**What the task requires**
Copy the lines below without any changes, starting at the first line and ending at the line that contains "y-tick-label: 0: [69, 545, 77, 559]", with both of those lines included.

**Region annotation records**
-------------------------
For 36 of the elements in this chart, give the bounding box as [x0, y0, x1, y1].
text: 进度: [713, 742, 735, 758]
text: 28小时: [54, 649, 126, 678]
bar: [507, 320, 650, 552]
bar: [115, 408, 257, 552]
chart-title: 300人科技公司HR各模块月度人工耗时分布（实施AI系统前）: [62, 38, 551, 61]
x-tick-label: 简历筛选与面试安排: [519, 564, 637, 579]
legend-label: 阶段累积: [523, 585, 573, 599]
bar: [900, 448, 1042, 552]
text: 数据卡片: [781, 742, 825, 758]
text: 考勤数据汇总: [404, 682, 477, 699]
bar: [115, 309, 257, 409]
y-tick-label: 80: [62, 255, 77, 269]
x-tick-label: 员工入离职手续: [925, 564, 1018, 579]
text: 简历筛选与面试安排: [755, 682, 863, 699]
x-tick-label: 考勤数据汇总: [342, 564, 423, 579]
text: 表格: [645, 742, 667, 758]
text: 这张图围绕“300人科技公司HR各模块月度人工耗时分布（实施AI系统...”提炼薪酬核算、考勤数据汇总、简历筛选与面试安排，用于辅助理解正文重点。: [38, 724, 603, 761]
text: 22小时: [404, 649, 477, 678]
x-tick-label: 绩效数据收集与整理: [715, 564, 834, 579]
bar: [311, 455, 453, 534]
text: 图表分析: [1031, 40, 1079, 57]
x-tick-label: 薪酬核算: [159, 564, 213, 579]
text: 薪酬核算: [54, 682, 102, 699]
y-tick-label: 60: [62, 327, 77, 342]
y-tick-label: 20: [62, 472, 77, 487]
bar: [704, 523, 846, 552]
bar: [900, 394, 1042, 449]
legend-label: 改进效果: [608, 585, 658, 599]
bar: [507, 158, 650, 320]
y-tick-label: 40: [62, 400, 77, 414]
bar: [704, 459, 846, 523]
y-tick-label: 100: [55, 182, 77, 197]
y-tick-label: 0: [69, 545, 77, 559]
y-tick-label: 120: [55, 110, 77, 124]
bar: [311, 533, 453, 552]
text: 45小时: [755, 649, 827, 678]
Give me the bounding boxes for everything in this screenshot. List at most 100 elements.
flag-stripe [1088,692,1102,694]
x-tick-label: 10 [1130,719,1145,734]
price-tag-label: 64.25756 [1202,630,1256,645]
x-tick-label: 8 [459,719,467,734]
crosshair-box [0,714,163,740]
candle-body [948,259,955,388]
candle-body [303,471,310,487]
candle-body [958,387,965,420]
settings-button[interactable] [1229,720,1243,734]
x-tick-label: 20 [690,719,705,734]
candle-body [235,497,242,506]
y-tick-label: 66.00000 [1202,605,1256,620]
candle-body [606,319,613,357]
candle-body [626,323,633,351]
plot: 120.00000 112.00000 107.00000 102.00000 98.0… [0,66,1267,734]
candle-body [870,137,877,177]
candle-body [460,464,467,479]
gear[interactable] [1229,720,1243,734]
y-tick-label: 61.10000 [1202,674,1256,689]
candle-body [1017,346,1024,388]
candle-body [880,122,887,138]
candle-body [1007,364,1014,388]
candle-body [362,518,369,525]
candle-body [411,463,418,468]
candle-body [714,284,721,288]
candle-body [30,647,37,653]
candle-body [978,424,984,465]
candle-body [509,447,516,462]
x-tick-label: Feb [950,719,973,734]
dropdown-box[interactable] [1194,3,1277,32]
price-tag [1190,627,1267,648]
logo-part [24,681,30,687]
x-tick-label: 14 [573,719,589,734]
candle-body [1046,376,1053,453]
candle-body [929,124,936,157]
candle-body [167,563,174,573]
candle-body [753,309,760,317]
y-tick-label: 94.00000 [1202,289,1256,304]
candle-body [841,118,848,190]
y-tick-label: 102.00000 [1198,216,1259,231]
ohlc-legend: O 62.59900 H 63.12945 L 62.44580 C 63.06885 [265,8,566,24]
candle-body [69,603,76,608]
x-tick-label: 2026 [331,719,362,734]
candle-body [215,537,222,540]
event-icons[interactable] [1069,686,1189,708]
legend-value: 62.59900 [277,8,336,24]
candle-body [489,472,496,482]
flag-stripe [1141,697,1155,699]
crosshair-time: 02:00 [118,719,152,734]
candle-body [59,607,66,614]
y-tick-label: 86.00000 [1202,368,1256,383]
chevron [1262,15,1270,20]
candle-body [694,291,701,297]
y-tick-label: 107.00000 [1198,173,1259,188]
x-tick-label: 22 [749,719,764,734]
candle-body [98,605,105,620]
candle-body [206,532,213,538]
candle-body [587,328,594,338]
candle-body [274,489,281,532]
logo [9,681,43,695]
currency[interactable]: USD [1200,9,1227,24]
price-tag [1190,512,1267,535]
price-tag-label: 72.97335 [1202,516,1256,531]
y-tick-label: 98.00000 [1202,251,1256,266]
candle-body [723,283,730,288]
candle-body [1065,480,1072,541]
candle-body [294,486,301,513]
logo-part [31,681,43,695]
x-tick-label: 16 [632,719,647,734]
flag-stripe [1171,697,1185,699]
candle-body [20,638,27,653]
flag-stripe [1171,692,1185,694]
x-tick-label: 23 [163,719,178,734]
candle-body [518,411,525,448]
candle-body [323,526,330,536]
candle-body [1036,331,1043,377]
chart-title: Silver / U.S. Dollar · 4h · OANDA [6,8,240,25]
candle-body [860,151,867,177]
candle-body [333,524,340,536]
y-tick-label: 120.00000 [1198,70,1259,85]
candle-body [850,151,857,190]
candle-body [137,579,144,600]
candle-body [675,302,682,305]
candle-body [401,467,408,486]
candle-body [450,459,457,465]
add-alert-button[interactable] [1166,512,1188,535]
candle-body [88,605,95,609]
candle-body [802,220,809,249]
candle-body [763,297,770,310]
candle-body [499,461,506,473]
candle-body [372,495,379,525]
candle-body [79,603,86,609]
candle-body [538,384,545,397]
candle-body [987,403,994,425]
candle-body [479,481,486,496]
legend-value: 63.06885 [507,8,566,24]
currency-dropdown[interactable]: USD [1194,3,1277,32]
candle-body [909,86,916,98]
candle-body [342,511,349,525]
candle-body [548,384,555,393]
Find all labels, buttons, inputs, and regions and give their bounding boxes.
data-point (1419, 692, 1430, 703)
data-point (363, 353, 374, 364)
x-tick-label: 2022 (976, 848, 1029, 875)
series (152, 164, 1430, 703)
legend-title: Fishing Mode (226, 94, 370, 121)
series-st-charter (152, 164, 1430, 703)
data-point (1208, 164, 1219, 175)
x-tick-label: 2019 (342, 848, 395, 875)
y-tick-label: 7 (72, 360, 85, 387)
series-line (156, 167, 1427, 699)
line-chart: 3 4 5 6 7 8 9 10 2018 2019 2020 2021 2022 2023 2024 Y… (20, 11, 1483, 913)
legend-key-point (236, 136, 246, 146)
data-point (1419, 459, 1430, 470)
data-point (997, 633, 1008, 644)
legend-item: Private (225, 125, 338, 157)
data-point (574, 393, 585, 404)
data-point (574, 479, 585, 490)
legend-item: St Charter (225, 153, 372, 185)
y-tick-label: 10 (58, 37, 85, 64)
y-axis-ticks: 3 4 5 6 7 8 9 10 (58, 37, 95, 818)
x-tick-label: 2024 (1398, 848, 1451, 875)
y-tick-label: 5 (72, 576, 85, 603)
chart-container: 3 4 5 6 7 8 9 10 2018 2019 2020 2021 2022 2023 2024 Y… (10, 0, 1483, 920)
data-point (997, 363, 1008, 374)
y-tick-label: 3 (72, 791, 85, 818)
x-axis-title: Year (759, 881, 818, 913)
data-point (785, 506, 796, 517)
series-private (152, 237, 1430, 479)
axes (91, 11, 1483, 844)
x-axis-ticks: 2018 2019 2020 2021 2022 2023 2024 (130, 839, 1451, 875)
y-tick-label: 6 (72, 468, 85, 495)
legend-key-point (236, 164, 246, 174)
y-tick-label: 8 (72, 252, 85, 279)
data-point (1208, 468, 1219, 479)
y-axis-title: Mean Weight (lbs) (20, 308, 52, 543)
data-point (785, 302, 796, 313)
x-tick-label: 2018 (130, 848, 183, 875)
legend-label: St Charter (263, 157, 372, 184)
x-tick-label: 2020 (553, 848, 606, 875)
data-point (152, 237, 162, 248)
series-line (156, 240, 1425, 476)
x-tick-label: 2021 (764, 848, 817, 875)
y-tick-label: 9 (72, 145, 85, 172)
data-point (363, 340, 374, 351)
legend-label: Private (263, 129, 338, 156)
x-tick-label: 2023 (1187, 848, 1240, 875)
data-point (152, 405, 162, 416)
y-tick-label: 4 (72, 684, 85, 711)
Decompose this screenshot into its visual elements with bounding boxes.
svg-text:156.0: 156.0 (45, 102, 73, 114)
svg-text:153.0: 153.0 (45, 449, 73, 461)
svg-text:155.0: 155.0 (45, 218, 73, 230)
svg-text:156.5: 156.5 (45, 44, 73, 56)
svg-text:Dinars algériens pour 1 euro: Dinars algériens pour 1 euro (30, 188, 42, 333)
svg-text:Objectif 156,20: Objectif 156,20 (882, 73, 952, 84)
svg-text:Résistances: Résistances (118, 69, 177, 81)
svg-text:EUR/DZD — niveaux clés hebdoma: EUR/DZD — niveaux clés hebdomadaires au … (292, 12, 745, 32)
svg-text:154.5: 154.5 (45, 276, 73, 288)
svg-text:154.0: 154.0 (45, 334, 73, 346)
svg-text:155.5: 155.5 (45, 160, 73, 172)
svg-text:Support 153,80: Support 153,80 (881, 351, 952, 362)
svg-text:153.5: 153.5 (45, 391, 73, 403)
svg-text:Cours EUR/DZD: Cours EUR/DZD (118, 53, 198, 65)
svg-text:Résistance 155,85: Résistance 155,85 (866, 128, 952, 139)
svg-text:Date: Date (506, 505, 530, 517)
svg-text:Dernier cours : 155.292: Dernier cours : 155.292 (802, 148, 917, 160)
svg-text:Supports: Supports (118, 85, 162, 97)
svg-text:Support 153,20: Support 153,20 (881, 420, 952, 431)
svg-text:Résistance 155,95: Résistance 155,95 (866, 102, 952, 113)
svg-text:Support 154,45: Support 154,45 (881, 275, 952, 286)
-------------------------
**Answer to the task**
For 36 of the elements in this chart, give the bounding box as [x0, y0, x1, y1].
text: 进度: [713, 742, 735, 758]
text: 28小时: [54, 649, 126, 678]
bar: [507, 320, 650, 552]
bar: [115, 408, 257, 552]
chart-title: 300人科技公司HR各模块月度人工耗时分布（实施AI系统前）: [62, 38, 551, 61]
x-tick-label: 简历筛选与面试安排: [519, 564, 637, 579]
legend-label: 阶段累积: [523, 585, 573, 599]
bar: [900, 448, 1042, 552]
text: 数据卡片: [781, 742, 825, 758]
text: 考勤数据汇总: [404, 682, 477, 699]
bar: [115, 309, 257, 409]
y-tick-label: 80: [62, 255, 77, 269]
x-tick-label: 员工入离职手续: [925, 564, 1018, 579]
text: 简历筛选与面试安排: [755, 682, 863, 699]
x-tick-label: 考勤数据汇总: [342, 564, 423, 579]
text: 表格: [645, 742, 667, 758]
text: 这张图围绕“300人科技公司HR各模块月度人工耗时分布（实施AI系统...”提炼薪酬核算、考勤数据汇总、简历筛选与面试安排，用于辅助理解正文重点。: [38, 724, 603, 761]
text: 22小时: [404, 649, 477, 678]
x-tick-label: 绩效数据收集与整理: [715, 564, 834, 579]
bar: [311, 455, 453, 534]
text: 图表分析: [1031, 40, 1079, 57]
x-tick-label: 薪酬核算: [159, 564, 213, 579]
text: 薪酬核算: [54, 682, 102, 699]
y-tick-label: 60: [62, 327, 77, 342]
y-tick-label: 20: [62, 472, 77, 487]
bar: [704, 523, 846, 552]
bar: [900, 394, 1042, 449]
legend-label: 改进效果: [608, 585, 658, 599]
bar: [507, 158, 650, 320]
y-tick-label: 40: [62, 400, 77, 414]
bar: [704, 459, 846, 523]
y-tick-label: 100: [55, 182, 77, 197]
y-tick-label: 0: [69, 545, 77, 559]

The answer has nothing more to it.